======== DATA FOR THIS EXERCISE
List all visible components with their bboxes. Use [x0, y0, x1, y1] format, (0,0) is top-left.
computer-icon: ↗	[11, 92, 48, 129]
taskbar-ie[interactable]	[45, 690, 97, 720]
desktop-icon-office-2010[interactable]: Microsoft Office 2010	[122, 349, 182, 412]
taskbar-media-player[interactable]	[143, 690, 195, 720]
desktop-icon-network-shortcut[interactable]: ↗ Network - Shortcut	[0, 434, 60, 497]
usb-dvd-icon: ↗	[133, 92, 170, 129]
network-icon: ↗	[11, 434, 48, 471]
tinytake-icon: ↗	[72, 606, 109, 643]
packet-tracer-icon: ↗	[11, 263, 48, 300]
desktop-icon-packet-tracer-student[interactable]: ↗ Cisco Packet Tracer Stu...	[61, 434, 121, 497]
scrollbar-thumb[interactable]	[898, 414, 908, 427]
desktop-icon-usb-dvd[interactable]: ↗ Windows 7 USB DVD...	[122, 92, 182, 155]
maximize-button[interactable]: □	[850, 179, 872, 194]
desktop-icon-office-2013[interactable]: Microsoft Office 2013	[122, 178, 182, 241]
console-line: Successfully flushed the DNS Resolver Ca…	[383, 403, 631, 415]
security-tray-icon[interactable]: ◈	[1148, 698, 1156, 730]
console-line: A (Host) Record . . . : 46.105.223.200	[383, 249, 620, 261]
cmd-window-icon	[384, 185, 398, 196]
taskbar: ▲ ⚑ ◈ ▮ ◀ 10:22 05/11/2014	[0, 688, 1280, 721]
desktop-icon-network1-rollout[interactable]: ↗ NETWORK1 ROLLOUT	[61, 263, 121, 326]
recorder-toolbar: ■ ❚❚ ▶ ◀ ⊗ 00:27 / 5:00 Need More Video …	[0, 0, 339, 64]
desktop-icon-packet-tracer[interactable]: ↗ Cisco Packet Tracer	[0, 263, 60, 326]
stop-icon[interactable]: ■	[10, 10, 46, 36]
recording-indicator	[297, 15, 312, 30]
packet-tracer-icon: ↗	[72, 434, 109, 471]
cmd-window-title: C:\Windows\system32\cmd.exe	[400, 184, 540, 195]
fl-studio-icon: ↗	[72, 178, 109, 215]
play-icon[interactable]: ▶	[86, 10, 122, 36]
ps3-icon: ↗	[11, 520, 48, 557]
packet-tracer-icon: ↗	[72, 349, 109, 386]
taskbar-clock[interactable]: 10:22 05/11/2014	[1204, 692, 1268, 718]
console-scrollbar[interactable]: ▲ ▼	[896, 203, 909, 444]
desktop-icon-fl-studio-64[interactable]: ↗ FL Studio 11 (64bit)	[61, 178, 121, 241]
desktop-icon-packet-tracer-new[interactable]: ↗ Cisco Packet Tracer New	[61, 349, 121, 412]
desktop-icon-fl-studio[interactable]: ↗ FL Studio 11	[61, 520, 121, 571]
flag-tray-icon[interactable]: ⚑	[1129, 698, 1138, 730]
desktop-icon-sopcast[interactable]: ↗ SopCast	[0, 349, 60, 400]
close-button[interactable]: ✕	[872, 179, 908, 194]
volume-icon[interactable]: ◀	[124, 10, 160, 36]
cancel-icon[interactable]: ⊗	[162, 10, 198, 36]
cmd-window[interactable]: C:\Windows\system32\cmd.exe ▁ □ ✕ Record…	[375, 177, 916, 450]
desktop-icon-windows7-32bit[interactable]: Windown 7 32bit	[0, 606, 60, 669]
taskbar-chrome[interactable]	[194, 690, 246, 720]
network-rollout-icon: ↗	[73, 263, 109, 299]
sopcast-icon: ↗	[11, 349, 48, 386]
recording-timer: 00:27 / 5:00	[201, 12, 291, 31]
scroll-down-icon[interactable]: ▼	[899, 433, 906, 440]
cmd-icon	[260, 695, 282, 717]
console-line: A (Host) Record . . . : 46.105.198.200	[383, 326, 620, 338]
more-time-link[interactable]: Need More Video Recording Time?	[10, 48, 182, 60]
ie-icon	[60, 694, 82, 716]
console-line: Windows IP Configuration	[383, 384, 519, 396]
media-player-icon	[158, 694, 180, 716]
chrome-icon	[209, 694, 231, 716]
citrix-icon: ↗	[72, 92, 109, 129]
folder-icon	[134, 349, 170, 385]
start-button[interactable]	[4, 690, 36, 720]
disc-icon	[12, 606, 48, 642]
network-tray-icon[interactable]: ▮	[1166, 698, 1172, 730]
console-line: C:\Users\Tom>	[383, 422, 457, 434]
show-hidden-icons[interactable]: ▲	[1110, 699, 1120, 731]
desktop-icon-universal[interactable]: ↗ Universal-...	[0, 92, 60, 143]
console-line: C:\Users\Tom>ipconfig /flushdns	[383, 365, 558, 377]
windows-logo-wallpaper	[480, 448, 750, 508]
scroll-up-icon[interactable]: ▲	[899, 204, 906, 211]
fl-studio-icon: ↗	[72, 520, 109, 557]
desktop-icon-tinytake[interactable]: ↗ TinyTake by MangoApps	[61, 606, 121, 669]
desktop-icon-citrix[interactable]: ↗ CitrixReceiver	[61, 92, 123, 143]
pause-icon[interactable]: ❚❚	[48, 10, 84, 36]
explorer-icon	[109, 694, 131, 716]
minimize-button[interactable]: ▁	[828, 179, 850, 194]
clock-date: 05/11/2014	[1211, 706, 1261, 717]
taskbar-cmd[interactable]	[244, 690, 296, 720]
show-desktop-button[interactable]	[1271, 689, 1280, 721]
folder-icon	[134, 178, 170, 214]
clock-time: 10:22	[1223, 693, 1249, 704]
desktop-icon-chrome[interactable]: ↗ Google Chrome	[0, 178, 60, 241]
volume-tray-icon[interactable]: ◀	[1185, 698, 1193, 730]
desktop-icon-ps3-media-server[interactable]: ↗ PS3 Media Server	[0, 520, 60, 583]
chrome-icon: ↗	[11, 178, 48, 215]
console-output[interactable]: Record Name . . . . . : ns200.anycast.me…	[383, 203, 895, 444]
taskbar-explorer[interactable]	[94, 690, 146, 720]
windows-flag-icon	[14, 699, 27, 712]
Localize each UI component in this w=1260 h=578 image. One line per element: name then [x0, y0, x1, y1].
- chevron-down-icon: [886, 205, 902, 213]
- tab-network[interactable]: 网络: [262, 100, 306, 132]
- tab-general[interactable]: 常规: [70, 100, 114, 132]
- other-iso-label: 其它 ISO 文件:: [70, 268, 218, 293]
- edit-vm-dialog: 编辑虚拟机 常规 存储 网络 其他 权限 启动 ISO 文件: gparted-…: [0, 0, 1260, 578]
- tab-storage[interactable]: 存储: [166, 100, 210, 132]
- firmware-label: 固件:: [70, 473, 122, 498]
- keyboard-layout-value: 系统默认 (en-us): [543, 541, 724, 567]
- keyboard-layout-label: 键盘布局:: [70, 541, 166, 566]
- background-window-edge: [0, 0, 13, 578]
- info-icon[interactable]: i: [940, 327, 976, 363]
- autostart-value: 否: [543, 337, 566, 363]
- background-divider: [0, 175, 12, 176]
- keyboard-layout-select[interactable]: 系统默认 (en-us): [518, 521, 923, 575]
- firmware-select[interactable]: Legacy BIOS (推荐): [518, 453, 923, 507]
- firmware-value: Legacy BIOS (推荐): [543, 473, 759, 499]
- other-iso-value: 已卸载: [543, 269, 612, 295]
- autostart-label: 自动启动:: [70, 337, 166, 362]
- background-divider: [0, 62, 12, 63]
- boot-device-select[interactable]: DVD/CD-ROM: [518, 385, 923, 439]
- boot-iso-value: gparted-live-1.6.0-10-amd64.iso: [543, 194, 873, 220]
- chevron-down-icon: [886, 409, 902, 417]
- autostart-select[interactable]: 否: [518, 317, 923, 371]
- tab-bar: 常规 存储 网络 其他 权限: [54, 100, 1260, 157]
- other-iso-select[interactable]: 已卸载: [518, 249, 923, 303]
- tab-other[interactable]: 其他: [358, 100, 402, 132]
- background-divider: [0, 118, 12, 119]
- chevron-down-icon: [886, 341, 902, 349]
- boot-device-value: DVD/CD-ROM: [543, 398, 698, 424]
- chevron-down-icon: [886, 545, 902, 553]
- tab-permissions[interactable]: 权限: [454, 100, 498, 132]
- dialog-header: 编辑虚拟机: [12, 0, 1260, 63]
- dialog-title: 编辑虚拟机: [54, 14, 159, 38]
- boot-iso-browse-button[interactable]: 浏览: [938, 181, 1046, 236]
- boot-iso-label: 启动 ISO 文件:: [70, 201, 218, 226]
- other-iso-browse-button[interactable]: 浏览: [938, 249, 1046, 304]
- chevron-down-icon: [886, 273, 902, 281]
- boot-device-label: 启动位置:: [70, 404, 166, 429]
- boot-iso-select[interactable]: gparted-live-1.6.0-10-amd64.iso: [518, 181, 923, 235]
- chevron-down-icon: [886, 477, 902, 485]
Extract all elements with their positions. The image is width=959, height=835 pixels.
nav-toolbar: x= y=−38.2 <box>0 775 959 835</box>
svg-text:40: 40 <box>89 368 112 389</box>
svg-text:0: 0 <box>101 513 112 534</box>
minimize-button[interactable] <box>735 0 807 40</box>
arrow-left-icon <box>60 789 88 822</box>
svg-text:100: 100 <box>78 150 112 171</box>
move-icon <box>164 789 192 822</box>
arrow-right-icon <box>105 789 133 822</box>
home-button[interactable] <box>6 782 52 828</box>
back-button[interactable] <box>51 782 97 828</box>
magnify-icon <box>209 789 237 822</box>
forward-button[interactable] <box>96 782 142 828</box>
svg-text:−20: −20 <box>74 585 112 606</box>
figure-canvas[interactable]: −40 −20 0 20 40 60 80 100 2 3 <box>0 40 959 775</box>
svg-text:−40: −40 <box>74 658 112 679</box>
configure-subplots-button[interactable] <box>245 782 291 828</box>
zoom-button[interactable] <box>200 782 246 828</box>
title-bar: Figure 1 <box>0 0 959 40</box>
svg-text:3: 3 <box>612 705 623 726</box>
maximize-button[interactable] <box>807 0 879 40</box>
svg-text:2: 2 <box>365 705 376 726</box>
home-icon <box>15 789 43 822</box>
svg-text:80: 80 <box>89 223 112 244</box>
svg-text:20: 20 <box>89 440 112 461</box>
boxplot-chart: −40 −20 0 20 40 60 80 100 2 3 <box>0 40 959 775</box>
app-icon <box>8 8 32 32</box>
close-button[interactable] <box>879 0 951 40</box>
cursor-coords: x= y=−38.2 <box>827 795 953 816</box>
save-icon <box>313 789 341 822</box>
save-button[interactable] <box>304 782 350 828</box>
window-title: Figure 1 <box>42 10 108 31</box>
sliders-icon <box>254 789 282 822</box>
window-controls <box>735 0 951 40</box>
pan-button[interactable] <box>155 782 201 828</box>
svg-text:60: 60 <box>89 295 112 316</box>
================
SHORT TASK
Please return, word for word, the lines of the entries above from the first line to the line with "434, 48, 471]", including both of those lines.

WRITTEN ANSWER
List all visible components with their bboxes. Use [x0, y0, x1, y1] format, (0,0) is top-left.
computer-icon: ↗	[11, 92, 48, 129]
taskbar-ie[interactable]	[45, 690, 97, 720]
desktop-icon-office-2010[interactable]: Microsoft Office 2010	[122, 349, 182, 412]
taskbar-media-player[interactable]	[143, 690, 195, 720]
desktop-icon-network-shortcut[interactable]: ↗ Network - Shortcut	[0, 434, 60, 497]
usb-dvd-icon: ↗	[133, 92, 170, 129]
network-icon: ↗	[11, 434, 48, 471]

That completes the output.